Problem to solve: Collect every line of the records below that contains the word "nhằm".

# START OF Given information

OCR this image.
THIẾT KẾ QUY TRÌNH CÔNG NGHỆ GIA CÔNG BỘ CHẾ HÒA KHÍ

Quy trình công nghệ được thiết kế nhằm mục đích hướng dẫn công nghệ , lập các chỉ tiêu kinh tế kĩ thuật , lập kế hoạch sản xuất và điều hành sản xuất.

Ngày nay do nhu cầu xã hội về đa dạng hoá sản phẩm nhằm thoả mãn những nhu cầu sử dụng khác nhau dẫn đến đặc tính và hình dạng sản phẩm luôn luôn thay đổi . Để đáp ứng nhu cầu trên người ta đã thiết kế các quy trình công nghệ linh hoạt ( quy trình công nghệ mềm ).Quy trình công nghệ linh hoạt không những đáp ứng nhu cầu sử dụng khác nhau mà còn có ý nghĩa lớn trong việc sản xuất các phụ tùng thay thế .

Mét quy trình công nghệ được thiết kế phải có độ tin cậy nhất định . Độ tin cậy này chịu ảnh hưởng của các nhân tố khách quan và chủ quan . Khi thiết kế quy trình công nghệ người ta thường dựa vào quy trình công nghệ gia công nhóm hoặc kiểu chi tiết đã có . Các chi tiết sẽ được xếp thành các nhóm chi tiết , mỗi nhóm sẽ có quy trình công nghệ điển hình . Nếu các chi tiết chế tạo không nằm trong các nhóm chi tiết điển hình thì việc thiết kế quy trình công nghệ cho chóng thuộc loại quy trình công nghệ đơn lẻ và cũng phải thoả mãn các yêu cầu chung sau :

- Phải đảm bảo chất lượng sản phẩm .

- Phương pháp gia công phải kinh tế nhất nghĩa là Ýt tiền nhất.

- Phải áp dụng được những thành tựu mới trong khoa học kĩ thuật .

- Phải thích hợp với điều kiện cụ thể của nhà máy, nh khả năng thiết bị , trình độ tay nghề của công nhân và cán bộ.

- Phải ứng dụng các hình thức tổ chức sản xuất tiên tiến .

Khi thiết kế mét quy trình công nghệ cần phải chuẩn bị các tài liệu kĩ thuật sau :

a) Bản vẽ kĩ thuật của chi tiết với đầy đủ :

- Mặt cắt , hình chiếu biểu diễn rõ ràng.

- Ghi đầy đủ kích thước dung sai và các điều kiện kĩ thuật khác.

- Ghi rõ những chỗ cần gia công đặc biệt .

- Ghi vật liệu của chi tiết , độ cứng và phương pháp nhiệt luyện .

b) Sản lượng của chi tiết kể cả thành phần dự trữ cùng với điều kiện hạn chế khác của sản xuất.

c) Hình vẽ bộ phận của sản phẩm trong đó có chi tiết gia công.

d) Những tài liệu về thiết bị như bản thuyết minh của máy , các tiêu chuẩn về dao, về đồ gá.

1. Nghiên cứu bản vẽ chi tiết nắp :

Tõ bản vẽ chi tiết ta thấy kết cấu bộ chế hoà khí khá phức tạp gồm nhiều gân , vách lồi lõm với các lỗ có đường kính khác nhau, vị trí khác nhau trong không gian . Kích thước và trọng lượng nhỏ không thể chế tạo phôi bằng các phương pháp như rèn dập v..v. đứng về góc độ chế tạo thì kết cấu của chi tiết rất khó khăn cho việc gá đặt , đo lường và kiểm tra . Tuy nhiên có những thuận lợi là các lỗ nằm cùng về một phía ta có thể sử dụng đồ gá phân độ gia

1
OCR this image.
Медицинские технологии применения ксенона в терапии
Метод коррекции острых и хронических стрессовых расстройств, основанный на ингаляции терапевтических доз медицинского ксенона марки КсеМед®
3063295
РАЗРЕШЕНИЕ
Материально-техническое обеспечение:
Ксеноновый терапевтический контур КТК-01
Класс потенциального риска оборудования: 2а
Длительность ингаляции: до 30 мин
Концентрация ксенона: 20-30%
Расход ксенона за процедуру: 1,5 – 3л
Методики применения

# END OF Given information

Response to the exercise:
Quy trình công nghệ được thiết kế nhằm mục đích hướng dẫn công nghệ , lập các chỉ tiêu kinh tế kĩ thuật , lập kế hoạch sản xuất và điều hành sản xuất.
Ngày nay do nhu cầu xã hội về đa dạng hoá sản phẩm nhằm thoả mãn những nhu cầu sử dụng khác nhau dẫn đến đặc tính và hình dạng sản phẩm luôn luôn thay đổi . Để đáp ứng nhu cầu trên người ta đã thiết kế các quy trình công nghệ linh hoạt ( quy trình công nghệ mềm ).Quy trình công nghệ linh hoạt không những đáp ứng nhu cầu sử dụng khác nhau mà còn có ý nghĩa lớn trong việc sản xuất các phụ tùng thay thế .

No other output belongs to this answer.